▼▼▼

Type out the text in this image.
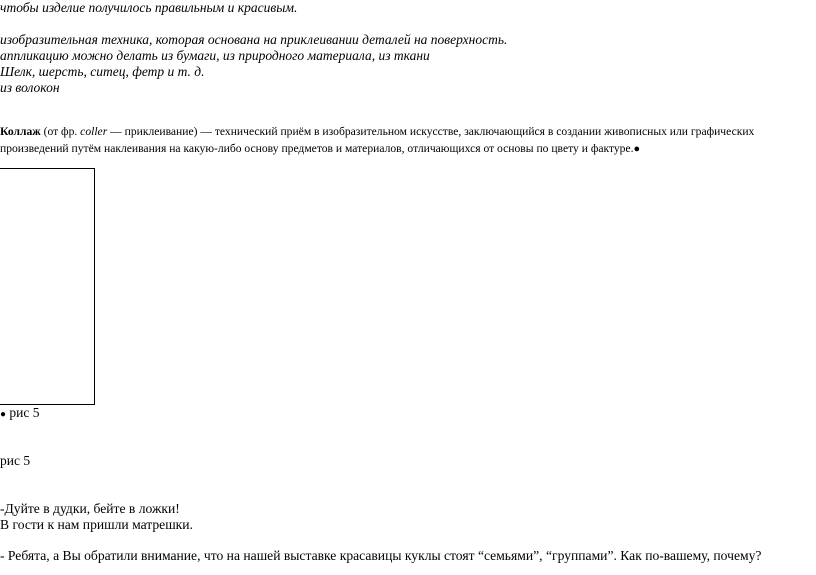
чтобы изделие получилось правильным и красивым.
изобразительная техника, которая основана на приклеивании деталей на поверхность.
аппликацию можно делать из бумаги, из природного материала, из ткани
Шелк, шерсть, ситец, фетр и т. д.
из волокон
Коллаж (от фр. coller — приклеивание) — технический приём в изобразительном искусстве, заключающийся в создании живописных или графических произведений путём наклеивания на какую-либо основу предметов и материалов, отличающихся от основы по цвету и фактуре.●
● рис 5
рис 5
-Дуйте в дудки, бейте в ложки!
В гости к нам пришли матрешки.
- Ребята, а Вы обратили внимание, что на нашей выставке красавицы куклы стоят “семьями”, “группами”. Как по-вашему, почему?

▲▲▲

• _WHAT THE TASK REQUIRES_: Reproduce every record above exactly, omitting the pictures.

• _RESULT OF THIS TASK_:
Type out the text in this image.
чтобы изделие получилось правильным и красивым.
изобразительная техника, которая основана на приклеивании деталей на поверхность.
аппликацию можно делать из бумаги, из природного материала, из ткани
Шелк, шерсть, ситец, фетр и т. д.
из волокон
Коллаж (от фр. coller — приклеивание) — технический приём в изобразительном искусстве, заключающийся в создании живописных или графических произведений путём наклеивания на какую-либо основу предметов и материалов, отличающихся от основы по цвету и фактуре.●
● рис 5
рис 5
-Дуйте в дудки, бейте в ложки!
В гости к нам пришли матрешки.
- Ребята, а Вы обратили внимание, что на нашей выставке красавицы куклы стоят “семьями”, “группами”. Как по-вашему, почему?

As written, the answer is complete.